- _Records contained in a dataset_

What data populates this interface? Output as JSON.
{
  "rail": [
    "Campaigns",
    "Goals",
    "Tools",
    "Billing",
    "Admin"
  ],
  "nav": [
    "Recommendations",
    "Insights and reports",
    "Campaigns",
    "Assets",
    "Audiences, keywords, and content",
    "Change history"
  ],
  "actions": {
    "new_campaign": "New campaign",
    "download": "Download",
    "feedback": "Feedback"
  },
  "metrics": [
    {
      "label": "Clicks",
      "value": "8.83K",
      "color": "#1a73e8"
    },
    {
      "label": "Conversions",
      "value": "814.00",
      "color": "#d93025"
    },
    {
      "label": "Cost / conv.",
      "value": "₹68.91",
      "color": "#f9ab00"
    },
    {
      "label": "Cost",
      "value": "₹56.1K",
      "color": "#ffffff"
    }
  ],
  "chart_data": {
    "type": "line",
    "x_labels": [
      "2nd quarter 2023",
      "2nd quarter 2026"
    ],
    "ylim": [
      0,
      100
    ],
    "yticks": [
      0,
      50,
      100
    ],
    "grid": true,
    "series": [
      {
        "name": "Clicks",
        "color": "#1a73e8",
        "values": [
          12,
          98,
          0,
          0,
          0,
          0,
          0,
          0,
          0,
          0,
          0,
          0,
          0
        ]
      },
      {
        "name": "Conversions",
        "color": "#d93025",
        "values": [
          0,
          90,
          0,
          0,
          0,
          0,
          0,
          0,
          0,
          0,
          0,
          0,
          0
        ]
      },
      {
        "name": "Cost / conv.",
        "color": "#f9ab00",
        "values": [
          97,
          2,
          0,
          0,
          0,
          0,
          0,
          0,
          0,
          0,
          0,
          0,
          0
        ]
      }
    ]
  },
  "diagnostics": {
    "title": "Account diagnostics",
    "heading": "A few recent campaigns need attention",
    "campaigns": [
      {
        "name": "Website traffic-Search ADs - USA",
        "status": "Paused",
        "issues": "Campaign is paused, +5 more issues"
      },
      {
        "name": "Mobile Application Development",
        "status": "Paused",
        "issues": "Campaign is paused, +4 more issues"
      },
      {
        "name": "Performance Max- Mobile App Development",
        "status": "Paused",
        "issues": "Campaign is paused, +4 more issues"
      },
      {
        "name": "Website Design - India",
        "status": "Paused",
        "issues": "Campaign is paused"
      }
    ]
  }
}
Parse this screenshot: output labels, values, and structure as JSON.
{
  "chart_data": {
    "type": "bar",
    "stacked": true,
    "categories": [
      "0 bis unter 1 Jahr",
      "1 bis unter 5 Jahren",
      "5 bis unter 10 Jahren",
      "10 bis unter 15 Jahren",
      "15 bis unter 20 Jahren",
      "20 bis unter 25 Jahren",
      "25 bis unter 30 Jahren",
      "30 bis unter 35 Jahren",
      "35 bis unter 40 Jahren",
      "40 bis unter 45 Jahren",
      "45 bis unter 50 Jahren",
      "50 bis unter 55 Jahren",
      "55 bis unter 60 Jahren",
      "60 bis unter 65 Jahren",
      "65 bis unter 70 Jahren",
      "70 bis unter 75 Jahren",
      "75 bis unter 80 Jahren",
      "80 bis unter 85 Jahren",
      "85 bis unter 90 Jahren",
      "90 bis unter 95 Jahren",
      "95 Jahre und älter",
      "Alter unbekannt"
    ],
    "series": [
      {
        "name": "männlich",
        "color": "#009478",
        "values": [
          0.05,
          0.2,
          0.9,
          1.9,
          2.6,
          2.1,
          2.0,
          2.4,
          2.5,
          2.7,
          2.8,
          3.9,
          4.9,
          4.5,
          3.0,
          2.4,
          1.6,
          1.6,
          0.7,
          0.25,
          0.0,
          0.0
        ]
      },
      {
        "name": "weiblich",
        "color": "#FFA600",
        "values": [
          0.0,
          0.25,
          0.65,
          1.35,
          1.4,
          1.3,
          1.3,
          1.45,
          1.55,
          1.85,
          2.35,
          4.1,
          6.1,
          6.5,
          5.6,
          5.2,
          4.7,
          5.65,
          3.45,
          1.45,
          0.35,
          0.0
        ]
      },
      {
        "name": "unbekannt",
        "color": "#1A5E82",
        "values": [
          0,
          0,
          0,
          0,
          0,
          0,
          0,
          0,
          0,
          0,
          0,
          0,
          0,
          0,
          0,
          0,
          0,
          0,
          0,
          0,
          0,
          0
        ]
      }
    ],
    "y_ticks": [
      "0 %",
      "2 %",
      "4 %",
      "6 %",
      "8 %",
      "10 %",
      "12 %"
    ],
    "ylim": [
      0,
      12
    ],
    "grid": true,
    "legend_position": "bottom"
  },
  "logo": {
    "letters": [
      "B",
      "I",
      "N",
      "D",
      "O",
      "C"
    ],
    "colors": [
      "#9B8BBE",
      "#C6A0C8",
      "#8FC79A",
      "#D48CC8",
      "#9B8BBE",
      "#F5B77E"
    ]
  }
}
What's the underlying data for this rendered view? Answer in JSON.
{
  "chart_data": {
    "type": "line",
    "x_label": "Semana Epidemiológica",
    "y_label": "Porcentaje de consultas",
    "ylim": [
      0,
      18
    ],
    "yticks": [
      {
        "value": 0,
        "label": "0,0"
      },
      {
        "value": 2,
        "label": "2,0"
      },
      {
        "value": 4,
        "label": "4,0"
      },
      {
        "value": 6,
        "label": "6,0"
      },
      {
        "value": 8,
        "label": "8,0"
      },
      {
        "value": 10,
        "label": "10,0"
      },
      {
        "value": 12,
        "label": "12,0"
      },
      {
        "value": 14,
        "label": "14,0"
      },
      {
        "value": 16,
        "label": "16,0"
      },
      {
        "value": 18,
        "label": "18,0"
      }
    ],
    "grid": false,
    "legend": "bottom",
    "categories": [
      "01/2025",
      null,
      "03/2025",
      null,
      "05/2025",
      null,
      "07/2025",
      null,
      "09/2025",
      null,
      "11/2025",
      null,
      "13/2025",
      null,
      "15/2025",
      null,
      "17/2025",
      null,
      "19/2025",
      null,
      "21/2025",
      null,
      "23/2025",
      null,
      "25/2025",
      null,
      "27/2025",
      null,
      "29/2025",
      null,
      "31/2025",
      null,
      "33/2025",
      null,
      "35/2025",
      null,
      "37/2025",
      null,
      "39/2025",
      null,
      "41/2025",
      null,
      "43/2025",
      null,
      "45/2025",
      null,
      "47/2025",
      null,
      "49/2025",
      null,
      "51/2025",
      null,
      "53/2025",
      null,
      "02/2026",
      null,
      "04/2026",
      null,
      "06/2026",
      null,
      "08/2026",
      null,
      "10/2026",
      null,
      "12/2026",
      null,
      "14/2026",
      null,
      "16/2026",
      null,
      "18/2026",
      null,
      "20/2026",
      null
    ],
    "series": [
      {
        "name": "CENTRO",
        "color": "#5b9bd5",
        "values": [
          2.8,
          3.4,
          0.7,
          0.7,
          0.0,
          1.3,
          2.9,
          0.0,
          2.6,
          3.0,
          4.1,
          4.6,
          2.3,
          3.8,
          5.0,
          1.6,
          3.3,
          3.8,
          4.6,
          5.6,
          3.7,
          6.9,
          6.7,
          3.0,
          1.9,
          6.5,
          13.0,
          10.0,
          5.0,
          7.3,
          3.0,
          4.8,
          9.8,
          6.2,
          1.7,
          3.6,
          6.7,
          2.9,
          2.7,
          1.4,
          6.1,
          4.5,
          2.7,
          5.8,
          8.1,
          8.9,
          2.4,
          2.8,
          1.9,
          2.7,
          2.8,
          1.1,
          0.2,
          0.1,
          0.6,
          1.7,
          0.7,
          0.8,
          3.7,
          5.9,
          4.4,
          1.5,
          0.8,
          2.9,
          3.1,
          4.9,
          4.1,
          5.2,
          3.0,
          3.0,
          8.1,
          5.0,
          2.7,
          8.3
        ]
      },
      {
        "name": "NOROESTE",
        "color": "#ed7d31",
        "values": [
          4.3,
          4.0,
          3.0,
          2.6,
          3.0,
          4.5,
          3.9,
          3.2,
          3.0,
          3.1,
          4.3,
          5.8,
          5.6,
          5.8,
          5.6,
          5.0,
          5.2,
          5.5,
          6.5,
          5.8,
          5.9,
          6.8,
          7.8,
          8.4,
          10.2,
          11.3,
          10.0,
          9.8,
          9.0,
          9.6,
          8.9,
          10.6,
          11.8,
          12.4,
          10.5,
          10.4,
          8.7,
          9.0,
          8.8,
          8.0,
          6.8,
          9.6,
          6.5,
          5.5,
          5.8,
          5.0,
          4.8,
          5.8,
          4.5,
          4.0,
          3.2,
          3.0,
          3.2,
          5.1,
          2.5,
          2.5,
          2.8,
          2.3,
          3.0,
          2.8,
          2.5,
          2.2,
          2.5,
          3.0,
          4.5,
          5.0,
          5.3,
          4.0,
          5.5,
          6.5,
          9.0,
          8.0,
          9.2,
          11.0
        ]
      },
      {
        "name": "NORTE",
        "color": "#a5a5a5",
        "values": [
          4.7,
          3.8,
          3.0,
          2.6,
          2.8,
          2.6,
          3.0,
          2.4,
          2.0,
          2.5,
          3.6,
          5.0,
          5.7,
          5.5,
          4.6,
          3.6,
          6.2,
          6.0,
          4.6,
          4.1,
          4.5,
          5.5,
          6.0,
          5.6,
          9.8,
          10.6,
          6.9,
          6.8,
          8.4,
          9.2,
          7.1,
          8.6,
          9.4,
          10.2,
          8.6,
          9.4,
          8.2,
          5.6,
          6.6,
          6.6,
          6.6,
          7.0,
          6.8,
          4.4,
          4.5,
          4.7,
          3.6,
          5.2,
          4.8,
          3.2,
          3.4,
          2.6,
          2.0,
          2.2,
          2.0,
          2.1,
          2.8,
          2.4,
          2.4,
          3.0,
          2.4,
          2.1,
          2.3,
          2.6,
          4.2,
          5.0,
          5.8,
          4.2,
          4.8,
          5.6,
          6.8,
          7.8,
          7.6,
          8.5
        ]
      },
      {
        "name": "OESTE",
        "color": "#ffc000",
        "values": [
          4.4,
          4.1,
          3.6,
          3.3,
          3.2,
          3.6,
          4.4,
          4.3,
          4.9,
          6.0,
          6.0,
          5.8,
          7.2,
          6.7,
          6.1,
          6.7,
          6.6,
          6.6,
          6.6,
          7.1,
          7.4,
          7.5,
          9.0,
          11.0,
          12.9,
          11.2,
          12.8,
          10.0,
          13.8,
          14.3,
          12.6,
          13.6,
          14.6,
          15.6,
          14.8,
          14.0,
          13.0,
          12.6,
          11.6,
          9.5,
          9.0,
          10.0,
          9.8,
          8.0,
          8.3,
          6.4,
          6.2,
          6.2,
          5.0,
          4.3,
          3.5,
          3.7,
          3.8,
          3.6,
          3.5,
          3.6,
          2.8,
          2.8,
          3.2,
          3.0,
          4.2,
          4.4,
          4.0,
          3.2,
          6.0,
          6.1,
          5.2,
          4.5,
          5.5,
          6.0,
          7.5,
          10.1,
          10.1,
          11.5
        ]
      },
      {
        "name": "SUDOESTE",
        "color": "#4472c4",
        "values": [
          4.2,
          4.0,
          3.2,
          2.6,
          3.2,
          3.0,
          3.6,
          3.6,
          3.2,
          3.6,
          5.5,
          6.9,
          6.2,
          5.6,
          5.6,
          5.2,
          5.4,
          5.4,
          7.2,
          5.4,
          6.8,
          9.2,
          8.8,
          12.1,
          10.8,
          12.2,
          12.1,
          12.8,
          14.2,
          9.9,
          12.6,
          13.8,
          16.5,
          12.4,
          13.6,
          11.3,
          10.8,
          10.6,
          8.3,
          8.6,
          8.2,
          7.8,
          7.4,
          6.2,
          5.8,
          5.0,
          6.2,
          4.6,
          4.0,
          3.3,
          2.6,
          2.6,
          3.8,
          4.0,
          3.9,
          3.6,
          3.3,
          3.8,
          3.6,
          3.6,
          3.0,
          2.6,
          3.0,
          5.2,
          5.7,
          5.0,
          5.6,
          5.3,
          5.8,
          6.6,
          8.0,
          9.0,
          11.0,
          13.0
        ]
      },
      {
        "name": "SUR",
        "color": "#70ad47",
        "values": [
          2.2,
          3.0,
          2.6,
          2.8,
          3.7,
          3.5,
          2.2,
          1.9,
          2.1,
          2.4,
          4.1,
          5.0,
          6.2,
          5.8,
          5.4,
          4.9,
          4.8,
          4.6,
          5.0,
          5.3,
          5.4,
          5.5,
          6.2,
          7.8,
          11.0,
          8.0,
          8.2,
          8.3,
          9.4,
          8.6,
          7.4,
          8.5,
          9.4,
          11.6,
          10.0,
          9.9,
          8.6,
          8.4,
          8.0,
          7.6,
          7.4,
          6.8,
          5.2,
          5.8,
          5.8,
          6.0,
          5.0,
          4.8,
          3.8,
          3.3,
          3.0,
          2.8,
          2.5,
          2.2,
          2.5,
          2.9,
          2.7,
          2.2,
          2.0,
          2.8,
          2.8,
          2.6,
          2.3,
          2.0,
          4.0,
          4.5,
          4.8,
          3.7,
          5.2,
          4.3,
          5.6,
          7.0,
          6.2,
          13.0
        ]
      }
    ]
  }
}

- _TO DO_
Only the number should be given: how many lines of the data contain the word "Website"?

- _RESPONSE TO THE EXERCISE_
2